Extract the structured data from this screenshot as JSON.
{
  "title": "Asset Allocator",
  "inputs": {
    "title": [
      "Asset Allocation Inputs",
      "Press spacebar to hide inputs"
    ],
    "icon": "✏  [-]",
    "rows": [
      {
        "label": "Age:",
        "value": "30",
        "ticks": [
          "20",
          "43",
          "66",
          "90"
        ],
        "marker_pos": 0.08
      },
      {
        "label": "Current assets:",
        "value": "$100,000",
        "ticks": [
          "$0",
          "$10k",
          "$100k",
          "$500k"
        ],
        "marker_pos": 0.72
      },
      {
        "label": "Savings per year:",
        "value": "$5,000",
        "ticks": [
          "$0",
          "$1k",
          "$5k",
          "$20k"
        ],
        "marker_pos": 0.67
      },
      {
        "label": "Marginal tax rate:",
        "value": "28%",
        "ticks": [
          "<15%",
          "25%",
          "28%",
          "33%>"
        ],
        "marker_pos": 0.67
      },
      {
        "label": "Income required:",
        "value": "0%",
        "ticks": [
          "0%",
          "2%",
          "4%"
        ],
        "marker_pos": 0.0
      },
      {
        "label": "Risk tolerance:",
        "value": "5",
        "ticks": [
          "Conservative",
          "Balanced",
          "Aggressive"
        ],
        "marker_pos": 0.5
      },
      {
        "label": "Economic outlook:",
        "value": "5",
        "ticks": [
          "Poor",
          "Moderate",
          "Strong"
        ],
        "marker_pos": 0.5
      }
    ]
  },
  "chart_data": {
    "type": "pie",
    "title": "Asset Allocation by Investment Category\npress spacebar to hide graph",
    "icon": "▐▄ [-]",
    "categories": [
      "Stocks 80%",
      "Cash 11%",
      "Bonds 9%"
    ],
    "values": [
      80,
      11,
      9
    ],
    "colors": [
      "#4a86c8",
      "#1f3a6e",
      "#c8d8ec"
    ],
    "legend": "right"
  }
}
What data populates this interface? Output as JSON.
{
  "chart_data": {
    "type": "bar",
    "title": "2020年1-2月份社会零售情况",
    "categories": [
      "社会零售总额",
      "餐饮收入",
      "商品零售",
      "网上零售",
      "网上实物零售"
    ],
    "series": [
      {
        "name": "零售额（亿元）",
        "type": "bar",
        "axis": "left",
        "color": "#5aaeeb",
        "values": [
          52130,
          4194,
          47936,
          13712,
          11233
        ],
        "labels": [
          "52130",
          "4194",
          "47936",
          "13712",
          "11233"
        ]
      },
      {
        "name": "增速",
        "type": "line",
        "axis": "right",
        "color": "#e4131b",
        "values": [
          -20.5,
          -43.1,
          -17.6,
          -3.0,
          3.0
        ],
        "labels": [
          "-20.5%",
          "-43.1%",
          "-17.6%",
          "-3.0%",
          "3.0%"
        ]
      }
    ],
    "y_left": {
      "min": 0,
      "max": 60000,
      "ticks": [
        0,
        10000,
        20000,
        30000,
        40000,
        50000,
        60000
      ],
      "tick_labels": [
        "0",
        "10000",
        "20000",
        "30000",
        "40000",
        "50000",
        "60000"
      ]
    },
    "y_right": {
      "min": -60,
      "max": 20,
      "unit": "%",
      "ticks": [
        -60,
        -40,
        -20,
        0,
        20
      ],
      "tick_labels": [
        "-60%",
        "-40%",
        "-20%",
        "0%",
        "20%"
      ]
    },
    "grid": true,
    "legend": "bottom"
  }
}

* * * *

WORK TO COMPLETE:
Print every entry exactly as written.

CORRECT RESPONSE:
Extract the structured data from this screenshot as JSON.
{
  "title": "Asset Allocator",
  "inputs": {
    "title": [
      "Asset Allocation Inputs",
      "Press spacebar to hide inputs"
    ],
    "icon": "✏  [-]",
    "rows": [
      {
        "label": "Age:",
        "value": "30",
        "ticks": [
          "20",
          "43",
          "66",
          "90"
        ],
        "marker_pos": 0.08
      },
      {
        "label": "Current assets:",
        "value": "$100,000",
        "ticks": [
          "$0",
          "$10k",
          "$100k",
          "$500k"
        ],
        "marker_pos": 0.72
      },
      {
        "label": "Savings per year:",
        "value": "$5,000",
        "ticks": [
          "$0",
          "$1k",
          "$5k",
          "$20k"
        ],
        "marker_pos": 0.67
      },
      {
        "label": "Marginal tax rate:",
        "value": "28%",
        "ticks": [
          "<15%",
          "25%",
          "28%",
          "33%>"
        ],
        "marker_pos": 0.67
      },
      {
        "label": "Income required:",
        "value": "0%",
        "ticks": [
          "0%",
          "2%",
          "4%"
        ],
        "marker_pos": 0.0
      },
      {
        "label": "Risk tolerance:",
        "value": "5",
        "ticks": [
          "Conservative",
          "Balanced",
          "Aggressive"
        ],
        "marker_pos": 0.5
      },
      {
        "label": "Economic outlook:",
        "value": "5",
        "ticks": [
          "Poor",
          "Moderate",
          "Strong"
        ],
        "marker_pos": 0.5
      }
    ]
  },
  "chart_data": {
    "type": "pie",
    "title": "Asset Allocation by Investment Category\npress spacebar to hide graph",
    "icon": "▐▄ [-]",
    "categories": [
      "Stocks 80%",
      "Cash 11%",
      "Bonds 9%"
    ],
    "values": [
      80,
      11,
      9
    ],
    "colors": [
      "#4a86c8",
      "#1f3a6e",
      "#c8d8ec"
    ],
    "legend": "right"
  }
}
What data populates this interface? Output as JSON.
{
  "chart_data": {
    "type": "bar",
    "title": "2020年1-2月份社会零售情况",
    "categories": [
      "社会零售总额",
      "餐饮收入",
      "商品零售",
      "网上零售",
      "网上实物零售"
    ],
    "series": [
      {
        "name": "零售额（亿元）",
        "type": "bar",
        "axis": "left",
        "color": "#5aaeeb",
        "values": [
          52130,
          4194,
          47936,
          13712,
          11233
        ],
        "labels": [
          "52130",
          "4194",
          "47936",
          "13712",
          "11233"
        ]
      },
      {
        "name": "增速",
        "type": "line",
        "axis": "right",
        "color": "#e4131b",
        "values": [
          -20.5,
          -43.1,
          -17.6,
          -3.0,
          3.0
        ],
        "labels": [
          "-20.5%",
          "-43.1%",
          "-17.6%",
          "-3.0%",
          "3.0%"
        ]
      }
    ],
    "y_left": {
      "min": 0,
      "max": 60000,
      "ticks": [
        0,
        10000,
        20000,
        30000,
        40000,
        50000,
        60000
      ],
      "tick_labels": [
        "0",
        "10000",
        "20000",
        "30000",
        "40000",
        "50000",
        "60000"
      ]
    },
    "y_right": {
      "min": -60,
      "max": 20,
      "unit": "%",
      "ticks": [
        -60,
        -40,
        -20,
        0,
        20
      ],
      "tick_labels": [
        "-60%",
        "-40%",
        "-20%",
        "0%",
        "20%"
      ]
    },
    "grid": true,
    "legend": "bottom"
  }
}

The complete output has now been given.